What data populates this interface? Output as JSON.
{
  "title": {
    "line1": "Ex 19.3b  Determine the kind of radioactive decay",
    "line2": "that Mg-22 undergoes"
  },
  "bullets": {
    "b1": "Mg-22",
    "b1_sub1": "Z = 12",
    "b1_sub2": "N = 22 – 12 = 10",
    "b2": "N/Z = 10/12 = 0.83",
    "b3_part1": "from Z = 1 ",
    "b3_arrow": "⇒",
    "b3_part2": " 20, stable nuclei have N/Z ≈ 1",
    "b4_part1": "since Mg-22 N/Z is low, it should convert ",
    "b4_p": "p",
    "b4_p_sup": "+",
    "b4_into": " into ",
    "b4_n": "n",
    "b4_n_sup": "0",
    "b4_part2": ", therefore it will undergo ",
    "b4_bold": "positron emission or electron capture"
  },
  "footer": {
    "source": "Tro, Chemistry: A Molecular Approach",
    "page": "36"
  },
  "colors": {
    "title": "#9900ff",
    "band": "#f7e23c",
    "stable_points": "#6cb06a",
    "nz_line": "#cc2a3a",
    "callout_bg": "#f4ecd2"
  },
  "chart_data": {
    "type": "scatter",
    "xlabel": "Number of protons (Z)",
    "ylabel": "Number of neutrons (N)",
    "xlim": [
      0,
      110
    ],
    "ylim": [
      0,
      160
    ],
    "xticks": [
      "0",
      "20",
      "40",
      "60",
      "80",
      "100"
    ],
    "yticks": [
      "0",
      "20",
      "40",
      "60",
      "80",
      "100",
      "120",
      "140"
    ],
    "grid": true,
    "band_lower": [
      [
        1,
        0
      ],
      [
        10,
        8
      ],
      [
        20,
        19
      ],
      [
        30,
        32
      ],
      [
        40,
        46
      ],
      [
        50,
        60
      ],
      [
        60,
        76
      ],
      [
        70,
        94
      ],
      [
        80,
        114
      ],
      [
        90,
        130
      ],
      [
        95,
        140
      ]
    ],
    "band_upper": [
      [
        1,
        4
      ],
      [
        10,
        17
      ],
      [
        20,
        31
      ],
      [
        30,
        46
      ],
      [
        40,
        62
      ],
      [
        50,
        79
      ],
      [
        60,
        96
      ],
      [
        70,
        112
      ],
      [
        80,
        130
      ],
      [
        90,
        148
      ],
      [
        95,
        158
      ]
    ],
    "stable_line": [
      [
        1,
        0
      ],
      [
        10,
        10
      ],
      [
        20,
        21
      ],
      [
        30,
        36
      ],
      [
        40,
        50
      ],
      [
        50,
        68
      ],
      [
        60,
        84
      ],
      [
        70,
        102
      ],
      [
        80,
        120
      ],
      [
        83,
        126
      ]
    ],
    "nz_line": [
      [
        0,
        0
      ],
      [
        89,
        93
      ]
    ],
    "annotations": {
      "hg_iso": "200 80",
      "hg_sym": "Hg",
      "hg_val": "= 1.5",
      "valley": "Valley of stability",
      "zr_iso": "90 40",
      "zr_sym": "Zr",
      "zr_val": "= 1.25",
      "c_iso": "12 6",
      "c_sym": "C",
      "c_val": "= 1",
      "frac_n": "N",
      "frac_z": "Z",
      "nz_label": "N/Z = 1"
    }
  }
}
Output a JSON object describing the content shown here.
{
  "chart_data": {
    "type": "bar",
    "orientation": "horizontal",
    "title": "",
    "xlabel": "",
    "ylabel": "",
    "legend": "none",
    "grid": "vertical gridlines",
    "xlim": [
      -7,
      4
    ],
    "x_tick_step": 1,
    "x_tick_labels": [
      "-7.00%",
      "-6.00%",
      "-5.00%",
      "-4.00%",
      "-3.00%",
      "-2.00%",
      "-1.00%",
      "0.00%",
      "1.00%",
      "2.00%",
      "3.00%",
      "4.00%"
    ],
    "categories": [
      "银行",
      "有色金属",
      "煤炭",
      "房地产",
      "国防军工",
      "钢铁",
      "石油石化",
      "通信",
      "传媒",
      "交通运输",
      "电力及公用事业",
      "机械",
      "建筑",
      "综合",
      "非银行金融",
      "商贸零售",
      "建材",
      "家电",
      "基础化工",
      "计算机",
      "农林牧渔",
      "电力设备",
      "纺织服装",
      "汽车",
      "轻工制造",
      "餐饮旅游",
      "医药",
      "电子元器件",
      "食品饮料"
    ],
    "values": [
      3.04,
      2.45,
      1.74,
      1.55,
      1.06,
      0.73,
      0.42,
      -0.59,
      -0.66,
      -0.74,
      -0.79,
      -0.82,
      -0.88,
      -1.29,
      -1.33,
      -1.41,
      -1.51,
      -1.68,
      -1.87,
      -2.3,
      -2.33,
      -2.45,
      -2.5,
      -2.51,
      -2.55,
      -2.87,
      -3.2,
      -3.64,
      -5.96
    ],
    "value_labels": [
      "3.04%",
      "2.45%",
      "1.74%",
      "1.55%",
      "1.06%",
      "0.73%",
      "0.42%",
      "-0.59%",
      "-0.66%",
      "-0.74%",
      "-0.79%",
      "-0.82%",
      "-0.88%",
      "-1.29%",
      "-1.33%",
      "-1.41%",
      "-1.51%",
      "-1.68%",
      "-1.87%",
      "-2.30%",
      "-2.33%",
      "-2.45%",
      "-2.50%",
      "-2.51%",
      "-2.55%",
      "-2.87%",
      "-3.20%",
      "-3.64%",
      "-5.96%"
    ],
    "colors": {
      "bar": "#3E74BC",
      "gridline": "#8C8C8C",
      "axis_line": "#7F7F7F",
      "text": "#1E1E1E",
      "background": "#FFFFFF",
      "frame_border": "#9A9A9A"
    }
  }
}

•••••

◆ **Set exercise**:
Repeat the entries above exactly, leaving nothing out.

◆ **The result**:
What data populates this interface? Output as JSON.
{
  "title": {
    "line1": "Ex 19.3b  Determine the kind of radioactive decay",
    "line2": "that Mg-22 undergoes"
  },
  "bullets": {
    "b1": "Mg-22",
    "b1_sub1": "Z = 12",
    "b1_sub2": "N = 22 – 12 = 10",
    "b2": "N/Z = 10/12 = 0.83",
    "b3_part1": "from Z = 1 ",
    "b3_arrow": "⇒",
    "b3_part2": " 20, stable nuclei have N/Z ≈ 1",
    "b4_part1": "since Mg-22 N/Z is low, it should convert ",
    "b4_p": "p",
    "b4_p_sup": "+",
    "b4_into": " into ",
    "b4_n": "n",
    "b4_n_sup": "0",
    "b4_part2": ", therefore it will undergo ",
    "b4_bold": "positron emission or electron capture"
  },
  "footer": {
    "source": "Tro, Chemistry: A Molecular Approach",
    "page": "36"
  },
  "colors": {
    "title": "#9900ff",
    "band": "#f7e23c",
    "stable_points": "#6cb06a",
    "nz_line": "#cc2a3a",
    "callout_bg": "#f4ecd2"
  },
  "chart_data": {
    "type": "scatter",
    "xlabel": "Number of protons (Z)",
    "ylabel": "Number of neutrons (N)",
    "xlim": [
      0,
      110
    ],
    "ylim": [
      0,
      160
    ],
    "xticks": [
      "0",
      "20",
      "40",
      "60",
      "80",
      "100"
    ],
    "yticks": [
      "0",
      "20",
      "40",
      "60",
      "80",
      "100",
      "120",
      "140"
    ],
    "grid": true,
    "band_lower": [
      [
        1,
        0
      ],
      [
        10,
        8
      ],
      [
        20,
        19
      ],
      [
        30,
        32
      ],
      [
        40,
        46
      ],
      [
        50,
        60
      ],
      [
        60,
        76
      ],
      [
        70,
        94
      ],
      [
        80,
        114
      ],
      [
        90,
        130
      ],
      [
        95,
        140
      ]
    ],
    "band_upper": [
      [
        1,
        4
      ],
      [
        10,
        17
      ],
      [
        20,
        31
      ],
      [
        30,
        46
      ],
      [
        40,
        62
      ],
      [
        50,
        79
      ],
      [
        60,
        96
      ],
      [
        70,
        112
      ],
      [
        80,
        130
      ],
      [
        90,
        148
      ],
      [
        95,
        158
      ]
    ],
    "stable_line": [
      [
        1,
        0
      ],
      [
        10,
        10
      ],
      [
        20,
        21
      ],
      [
        30,
        36
      ],
      [
        40,
        50
      ],
      [
        50,
        68
      ],
      [
        60,
        84
      ],
      [
        70,
        102
      ],
      [
        80,
        120
      ],
      [
        83,
        126
      ]
    ],
    "nz_line": [
      [
        0,
        0
      ],
      [
        89,
        93
      ]
    ],
    "annotations": {
      "hg_iso": "200 80",
      "hg_sym": "Hg",
      "hg_val": "= 1.5",
      "valley": "Valley of stability",
      "zr_iso": "90 40",
      "zr_sym": "Zr",
      "zr_val": "= 1.25",
      "c_iso": "12 6",
      "c_sym": "C",
      "c_val": "= 1",
      "frac_n": "N",
      "frac_z": "Z",
      "nz_label": "N/Z = 1"
    }
  }
}
Output a JSON object describing the content shown here.
{
  "chart_data": {
    "type": "bar",
    "orientation": "horizontal",
    "title": "",
    "xlabel": "",
    "ylabel": "",
    "legend": "none",
    "grid": "vertical gridlines",
    "xlim": [
      -7,
      4
    ],
    "x_tick_step": 1,
    "x_tick_labels": [
      "-7.00%",
      "-6.00%",
      "-5.00%",
      "-4.00%",
      "-3.00%",
      "-2.00%",
      "-1.00%",
      "0.00%",
      "1.00%",
      "2.00%",
      "3.00%",
      "4.00%"
    ],
    "categories": [
      "银行",
      "有色金属",
      "煤炭",
      "房地产",
      "国防军工",
      "钢铁",
      "石油石化",
      "通信",
      "传媒",
      "交通运输",
      "电力及公用事业",
      "机械",
      "建筑",
      "综合",
      "非银行金融",
      "商贸零售",
      "建材",
      "家电",
      "基础化工",
      "计算机",
      "农林牧渔",
      "电力设备",
      "纺织服装",
      "汽车",
      "轻工制造",
      "餐饮旅游",
      "医药",
      "电子元器件",
      "食品饮料"
    ],
    "values": [
      3.04,
      2.45,
      1.74,
      1.55,
      1.06,
      0.73,
      0.42,
      -0.59,
      -0.66,
      -0.74,
      -0.79,
      -0.82,
      -0.88,
      -1.29,
      -1.33,
      -1.41,
      -1.51,
      -1.68,
      -1.87,
      -2.3,
      -2.33,
      -2.45,
      -2.5,
      -2.51,
      -2.55,
      -2.87,
      -3.2,
      -3.64,
      -5.96
    ],
    "value_labels": [
      "3.04%",
      "2.45%",
      "1.74%",
      "1.55%",
      "1.06%",
      "0.73%",
      "0.42%",
      "-0.59%",
      "-0.66%",
      "-0.74%",
      "-0.79%",
      "-0.82%",
      "-0.88%",
      "-1.29%",
      "-1.33%",
      "-1.41%",
      "-1.51%",
      "-1.68%",
      "-1.87%",
      "-2.30%",
      "-2.33%",
      "-2.45%",
      "-2.50%",
      "-2.51%",
      "-2.55%",
      "-2.87%",
      "-3.20%",
      "-3.64%",
      "-5.96%"
    ],
    "colors": {
      "bar": "#3E74BC",
      "gridline": "#8C8C8C",
      "axis_line": "#7F7F7F",
      "text": "#1E1E1E",
      "background": "#FFFFFF",
      "frame_border": "#9A9A9A"
    }
  }
}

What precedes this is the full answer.